--- Begin DATA TO USE ---

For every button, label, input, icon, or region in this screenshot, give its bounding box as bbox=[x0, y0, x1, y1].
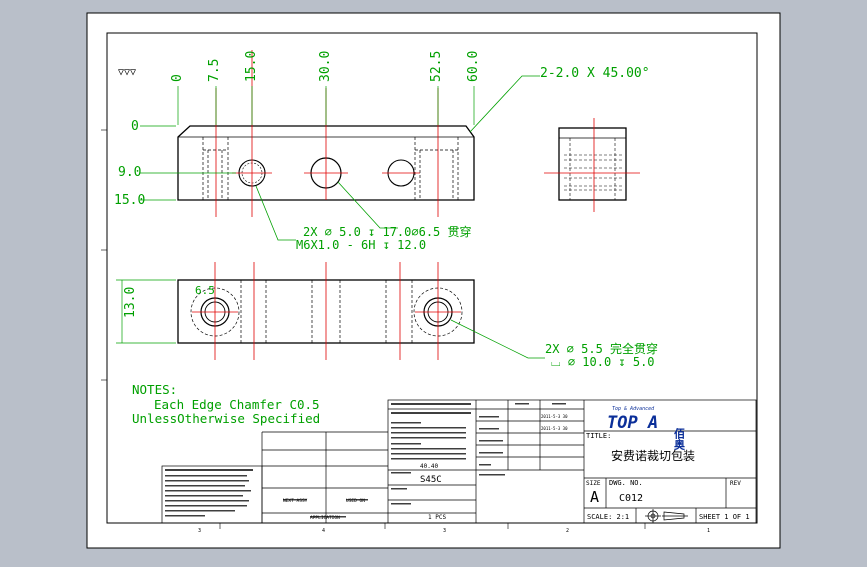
next-assy-label: NEXT ASSY bbox=[283, 498, 308, 504]
chamfer-note: 2-2.0 X 45.00° bbox=[540, 66, 650, 81]
dwg-no-value: C012 bbox=[619, 493, 643, 504]
border-num-4: 2 bbox=[566, 528, 569, 534]
drawing-title: 安费诺裁切包装 bbox=[611, 448, 695, 463]
drawing-canvas: 3 4 3 2 1 ▽▽▽ 0 7.5 15.0 30.0 52.5 60.0 … bbox=[86, 12, 781, 549]
quantity-value: 1 PCS bbox=[428, 514, 446, 521]
logo-text: TOP A bbox=[607, 413, 658, 433]
hole-note-2: M6X1.0 - 6H ↧ 12.0 bbox=[296, 238, 426, 252]
size-value: A bbox=[590, 488, 599, 506]
dim-top-7-5: 7.5 bbox=[207, 59, 222, 82]
notes-line2: UnlessOtherwise Specified bbox=[132, 411, 320, 426]
dim-top-15: 15.0 bbox=[244, 51, 259, 82]
dim-left-15: 15.0 bbox=[114, 193, 145, 208]
border-num-3: 3 bbox=[443, 528, 446, 534]
finish-value: 40.40 bbox=[420, 463, 438, 470]
dim-top-52-5: 52.5 bbox=[429, 51, 444, 82]
border-num-5: 1 bbox=[707, 528, 710, 534]
hole-note-1: 2X ⌀ 5.0 ↧ 17.0⌀6.5 贯穿 bbox=[303, 224, 472, 239]
dim-height-13: 13.0 bbox=[123, 287, 138, 318]
surface-finish-symbol: ▽▽▽ bbox=[118, 67, 136, 78]
logo-tagline: Top & Advanced bbox=[612, 406, 655, 412]
used-on-label: USED ON bbox=[346, 498, 365, 504]
logo-chinese: 佰奥 bbox=[673, 427, 687, 451]
dwg-no-label: DWG. NO. bbox=[609, 479, 643, 487]
application-label: APPLICATION bbox=[310, 515, 340, 521]
date-drawn: 2011-5-3 30 bbox=[541, 414, 568, 419]
dim-left-0: 0 bbox=[131, 119, 139, 134]
hole-note-3: 2X ⌀ 5.5 完全贯穿 bbox=[545, 341, 658, 356]
sheet-label: SHEET 1 OF 1 bbox=[699, 513, 750, 521]
dim-top-60: 60.0 bbox=[466, 51, 481, 82]
dim-top-30: 30.0 bbox=[318, 51, 333, 82]
hole-note-4: ⌴ ⌀ 10.0 ↧ 5.0 bbox=[551, 355, 655, 369]
size-label: SIZE bbox=[586, 480, 601, 487]
dim-small-6-5: 6.5 bbox=[195, 284, 215, 297]
title-label: TITLE: bbox=[586, 432, 611, 440]
border-num-1: 3 bbox=[198, 528, 201, 534]
dim-top-0: 0 bbox=[170, 74, 185, 82]
scale-label: SCALE: 2:1 bbox=[587, 513, 629, 521]
notes-line1: Each Edge Chamfer C0.5 bbox=[154, 397, 320, 412]
drawing-viewport: 3 4 3 2 1 ▽▽▽ 0 7.5 15.0 30.0 52.5 60.0 … bbox=[0, 0, 867, 562]
date-checked: 2011-5-3 30 bbox=[541, 426, 568, 431]
notes-title: NOTES: bbox=[132, 382, 177, 397]
border-num-2: 4 bbox=[322, 528, 325, 534]
rev-label: REV bbox=[730, 480, 741, 487]
dim-left-9: 9.0 bbox=[118, 165, 141, 180]
material-value: S45C bbox=[420, 475, 442, 485]
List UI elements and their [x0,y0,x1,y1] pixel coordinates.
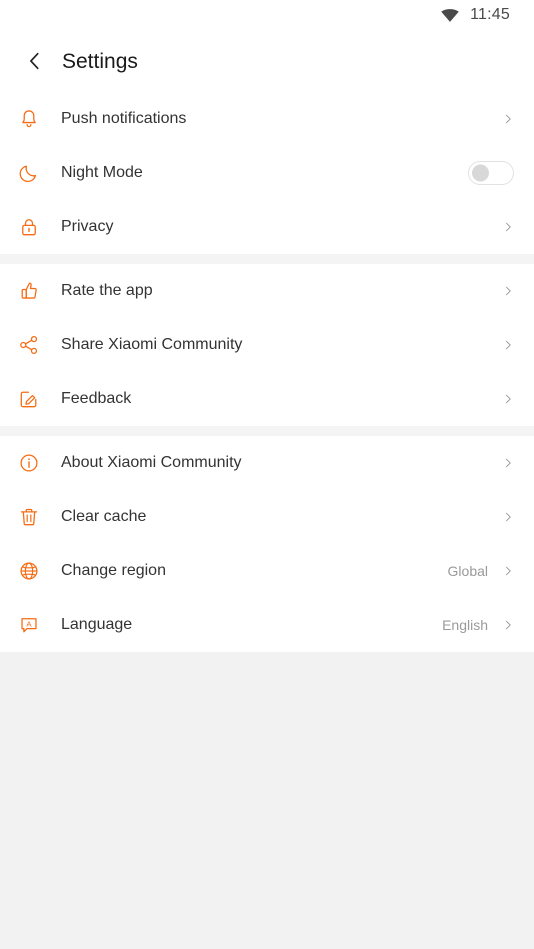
settings-row-value: English [442,617,488,633]
wifi-icon [439,4,461,26]
lock-icon [16,214,42,240]
chevron-right-icon [502,615,514,635]
settings-row-value: Global [447,563,488,579]
toggle-knob [472,164,489,182]
settings-row-clear-cache[interactable]: Clear cache [0,490,534,544]
page-header: Settings [0,30,534,92]
chevron-right-icon [502,109,514,129]
settings-row-rate-the-app[interactable]: Rate the app [0,264,534,318]
chevron-right-icon [502,217,514,237]
page-title: Settings [62,49,138,73]
settings-row-about-xiaomi-community[interactable]: About Xiaomi Community [0,436,534,490]
group-divider [0,426,534,436]
info-circle-icon [16,450,42,476]
svg-text:A: A [26,619,32,628]
settings-row-label: Feedback [61,390,132,407]
settings-row-label: About Xiaomi Community [61,454,242,471]
night-mode-toggle[interactable] [468,161,514,185]
chevron-right-icon [502,507,514,527]
status-bar-right: 11:45 [439,4,510,26]
settings-row-label: Change region [61,562,166,579]
share-icon [16,332,42,358]
chevron-right-icon [502,335,514,355]
settings-row-share-xiaomi-community[interactable]: Share Xiaomi Community [0,318,534,372]
settings-row-language[interactable]: A Language English [0,598,534,652]
settings-row-label: Push notifications [61,110,187,127]
settings-row-label: Clear cache [61,508,147,525]
chevron-right-icon [502,453,514,473]
settings-group-general: About Xiaomi Community Clear cache Chang… [0,436,534,652]
settings-row-label: Share Xiaomi Community [61,336,243,353]
empty-area [0,652,534,949]
settings-row-feedback[interactable]: Feedback [0,372,534,426]
back-button[interactable] [20,46,50,76]
settings-row-change-region[interactable]: Change region Global [0,544,534,598]
settings-list: Push notifications Night Mode Privacy Ra… [0,92,534,652]
settings-screen: 11:45 Settings Push notifications Night … [0,0,534,949]
settings-row-privacy[interactable]: Privacy [0,200,534,254]
thumbs-up-icon [16,278,42,304]
settings-group-engagement: Rate the app Share Xiaomi Community Feed… [0,264,534,426]
settings-row-push-notifications[interactable]: Push notifications [0,92,534,146]
status-time: 11:45 [470,6,510,23]
moon-icon [16,160,42,186]
status-bar: 11:45 [0,0,534,30]
settings-group-preferences: Push notifications Night Mode Privacy [0,92,534,254]
bell-icon [16,106,42,132]
group-divider [0,254,534,264]
trash-icon [16,504,42,530]
settings-row-label: Language [61,616,133,633]
edit-square-icon [16,386,42,412]
settings-row-night-mode[interactable]: Night Mode [0,146,534,200]
language-bubble-icon: A [16,612,42,638]
settings-row-label: Night Mode [61,164,143,181]
settings-row-label: Rate the app [61,282,153,299]
chevron-right-icon [502,281,514,301]
chevron-right-icon [502,561,514,581]
settings-row-label: Privacy [61,218,114,235]
globe-icon [16,558,42,584]
chevron-right-icon [502,389,514,409]
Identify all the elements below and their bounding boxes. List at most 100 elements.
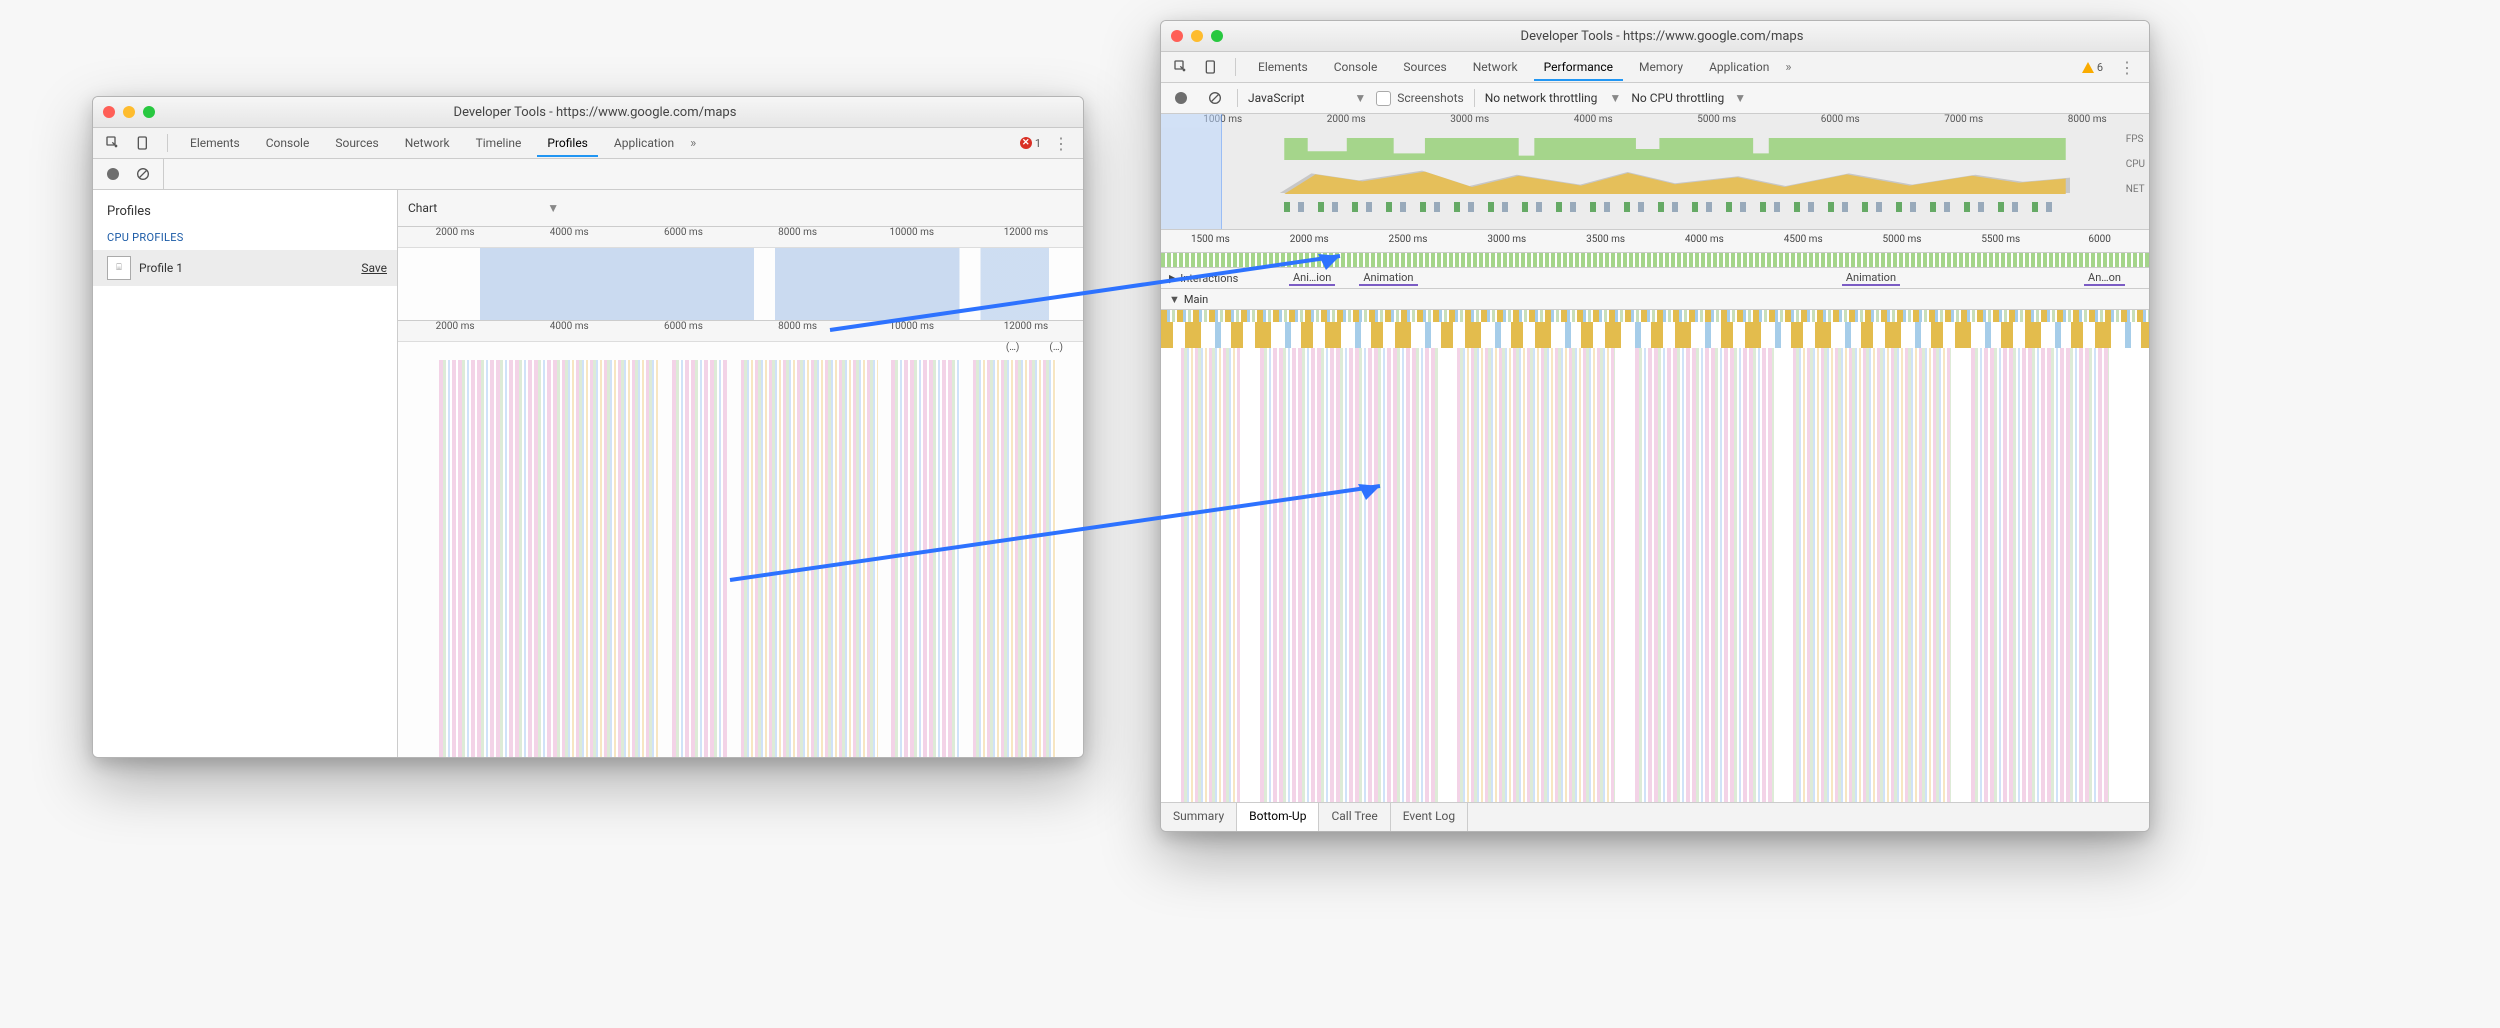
bottom-panel-tabs: Summary Bottom-Up Call Tree Event Log xyxy=(1161,802,2149,831)
interaction-item[interactable]: An…on xyxy=(2084,271,2125,286)
tab-sources[interactable]: Sources xyxy=(325,129,388,157)
cpu-overview[interactable] xyxy=(398,248,1083,321)
ruler-tick: 6000 ms xyxy=(1779,114,1903,132)
ruler-tick: 2500 ms xyxy=(1359,230,1458,252)
tab-console[interactable]: Console xyxy=(1324,53,1388,81)
tab-application[interactable]: Application xyxy=(604,129,684,157)
ruler-tick: 8000 ms xyxy=(2026,114,2150,132)
overview-ruler: 2000 ms 4000 ms 6000 ms 8000 ms 10000 ms… xyxy=(398,227,1083,248)
ruler-tick: 4000 ms xyxy=(512,321,626,341)
record-button[interactable] xyxy=(1169,86,1193,110)
tab-network[interactable]: Network xyxy=(395,129,460,157)
tab-console[interactable]: Console xyxy=(256,129,320,157)
profiles-main: Chart ▼ 2000 ms 4000 ms 6000 ms 8000 ms … xyxy=(398,190,1083,757)
tab-summary[interactable]: Summary xyxy=(1161,803,1237,831)
tab-strip-left: Elements Console Sources Network Timelin… xyxy=(93,128,1083,159)
interaction-item[interactable]: Animation xyxy=(1842,271,1900,286)
tab-calltree[interactable]: Call Tree xyxy=(1319,803,1390,831)
interaction-item[interactable]: Animation xyxy=(1359,271,1417,286)
view-dropdown[interactable]: Chart ▼ xyxy=(398,190,1083,227)
device-toggle-icon[interactable] xyxy=(1199,55,1223,79)
tab-timeline[interactable]: Timeline xyxy=(466,129,532,157)
cpu-label: CPU xyxy=(2126,159,2145,170)
ruler-tick: 2000 ms xyxy=(398,227,512,247)
tab-network[interactable]: Network xyxy=(1463,53,1528,81)
view-dropdown-label: Chart xyxy=(408,201,437,215)
chevron-down-icon: ▼ xyxy=(1609,91,1621,105)
detail-ruler: 1500 ms 2000 ms 2500 ms 3000 ms 3500 ms … xyxy=(1161,230,2149,253)
ruler-tick: 3000 ms xyxy=(1408,114,1532,132)
ruler-tick: 1500 ms xyxy=(1161,230,1260,252)
close-icon[interactable] xyxy=(103,106,115,118)
titlebar-right[interactable]: Developer Tools - https://www.google.com… xyxy=(1161,21,2149,52)
flame-chart[interactable]: (…) (…) xyxy=(398,342,1083,757)
record-button[interactable] xyxy=(101,162,125,186)
tab-overflow[interactable]: » xyxy=(690,136,696,151)
overview-track-labels: FPS CPU NET xyxy=(2126,134,2145,195)
separator xyxy=(167,134,168,152)
devtools-window-profiles: Developer Tools - https://www.google.com… xyxy=(92,96,1084,758)
chevron-down-icon: ▼ xyxy=(1354,91,1366,105)
ruler-tick: 8000 ms xyxy=(741,321,855,341)
kebab-icon[interactable]: ⋮ xyxy=(2113,58,2141,77)
error-icon: ✕ xyxy=(1020,137,1032,149)
tab-overflow[interactable]: » xyxy=(1785,60,1791,75)
net-track xyxy=(1284,202,2065,212)
cpu-throttle-dropdown[interactable]: No CPU throttling ▼ xyxy=(1631,91,1746,105)
error-badge[interactable]: ✕ 1 xyxy=(1020,137,1041,150)
close-icon[interactable] xyxy=(1171,30,1183,42)
main-flame-chart[interactable] xyxy=(1161,310,2149,802)
cpu-track xyxy=(1284,166,2065,194)
interactions-header: Interactions xyxy=(1180,272,1238,285)
warning-count: 6 xyxy=(2097,61,2103,74)
ruler-tick: 2000 ms xyxy=(1285,114,1409,132)
tab-performance[interactable]: Performance xyxy=(1534,53,1623,81)
tab-bottomup[interactable]: Bottom-Up xyxy=(1237,802,1319,831)
sidebar-title: Profiles xyxy=(107,204,397,219)
capture-dropdown[interactable]: JavaScript ▼ xyxy=(1248,91,1366,105)
ruler-tick: 4000 ms xyxy=(512,227,626,247)
flame-group: (…) xyxy=(1049,342,1063,360)
tab-memory[interactable]: Memory xyxy=(1629,53,1693,81)
devtools-window-performance: Developer Tools - https://www.google.com… xyxy=(1160,20,2150,832)
checkbox-icon xyxy=(1376,91,1391,106)
profile-save-link[interactable]: Save xyxy=(361,261,387,275)
separator xyxy=(1237,89,1238,107)
chevron-down-icon: ▼ xyxy=(1734,91,1746,105)
profile-row[interactable]: ⌸ Profile 1 Save xyxy=(93,250,397,286)
warning-badge[interactable]: 6 xyxy=(2082,61,2103,74)
tab-application[interactable]: Application xyxy=(1699,53,1779,81)
tab-eventlog[interactable]: Event Log xyxy=(1391,803,1468,831)
clear-button[interactable] xyxy=(131,162,155,186)
tab-strip-right: Elements Console Sources Network Perform… xyxy=(1161,52,2149,83)
fps-label: FPS xyxy=(2126,134,2145,145)
clear-button[interactable] xyxy=(1203,86,1227,110)
screenshots-checkbox[interactable]: Screenshots xyxy=(1376,91,1463,106)
kebab-icon[interactable]: ⋮ xyxy=(1047,134,1075,153)
chevron-down-icon: ▼ xyxy=(1169,293,1180,306)
tab-elements[interactable]: Elements xyxy=(1248,53,1318,81)
ruler-tick: 12000 ms xyxy=(969,227,1083,247)
main-thread-header[interactable]: ▼ Main xyxy=(1161,289,2149,310)
ruler-tick: 8000 ms xyxy=(741,227,855,247)
overview-selection[interactable] xyxy=(1161,114,1222,229)
ruler-tick: 4500 ms xyxy=(1754,230,1853,252)
performance-overview[interactable]: 1000 ms 2000 ms 3000 ms 4000 ms 5000 ms … xyxy=(1161,114,2149,230)
inspect-element-icon[interactable] xyxy=(101,131,125,155)
performance-controls: JavaScript ▼ Screenshots No network thro… xyxy=(1161,83,2149,114)
ruler-tick: 6000 xyxy=(2050,230,2149,252)
frames-strip[interactable] xyxy=(1161,253,2149,268)
tab-profiles[interactable]: Profiles xyxy=(537,129,598,157)
checkbox-label: Screenshots xyxy=(1397,91,1463,105)
inspect-element-icon[interactable] xyxy=(1169,55,1193,79)
window-title: Developer Tools - https://www.google.com… xyxy=(1185,29,2139,44)
warning-icon xyxy=(2082,62,2094,73)
interactions-row[interactable]: ▶ Interactions Ani…ion Animation Animati… xyxy=(1161,268,2149,289)
interaction-item[interactable]: Ani…ion xyxy=(1289,271,1335,286)
profile-name: Profile 1 xyxy=(139,261,183,275)
titlebar-left[interactable]: Developer Tools - https://www.google.com… xyxy=(93,97,1083,128)
device-toggle-icon[interactable] xyxy=(131,131,155,155)
network-throttle-dropdown[interactable]: No network throttling ▼ xyxy=(1485,91,1622,105)
tab-elements[interactable]: Elements xyxy=(180,129,250,157)
tab-sources[interactable]: Sources xyxy=(1393,53,1456,81)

--- End DATA TO USE ---

Rewrite the records from the line with "settings-row-value: English [442,617,488,633]" up to and including the line with "settings-group-general: About Xiaomi", changing every "chevron-right-icon" to "arrow-right-icon" and keeping everything else the same. Give only those lines.

→ **WORKED ANSWER**
settings-row-value: English [442,617,488,633]
wifi-icon [439,4,461,26]
lock-icon [16,214,42,240]
arrow-right-icon [502,615,514,635]
settings-row-value: Global [447,563,488,579]
toggle-knob [472,164,489,182]
settings-row-clear-cache[interactable]: Clear cache [0,490,534,544]
page-header: Settings [0,30,534,92]
arrow-right-icon [502,109,514,129]
settings-row-rate-the-app[interactable]: Rate the app [0,264,534,318]
arrow-right-icon [502,217,514,237]
page-title: Settings [62,49,138,73]
settings-row-about-xiaomi-community[interactable]: About Xiaomi Community [0,436,534,490]
group-divider [0,426,534,436]
info-circle-icon [16,450,42,476]
svg-text:A: A [26,619,32,628]
settings-row-label: Feedback [61,390,132,407]
settings-row-label: About Xiaomi Community [61,454,242,471]
night-mode-toggle[interactable] [468,161,514,185]
arrow-right-icon [502,507,514,527]
status-bar-right: 11:45 [439,4,510,26]
settings-row-label: Change region [61,562,166,579]
share-icon [16,332,42,358]
arrow-right-icon [502,335,514,355]
settings-row-share-xiaomi-community[interactable]: Share Xiaomi Community [0,318,534,372]
settings-row-language[interactable]: A Language English [0,598,534,652]
settings-row-label: Push notifications [61,110,187,127]
settings-row-label: Clear cache [61,508,147,525]
arrow-right-icon [502,453,514,473]
settings-group-general: About Xiaomi Community Clear cache Chang… [0,436,534,652]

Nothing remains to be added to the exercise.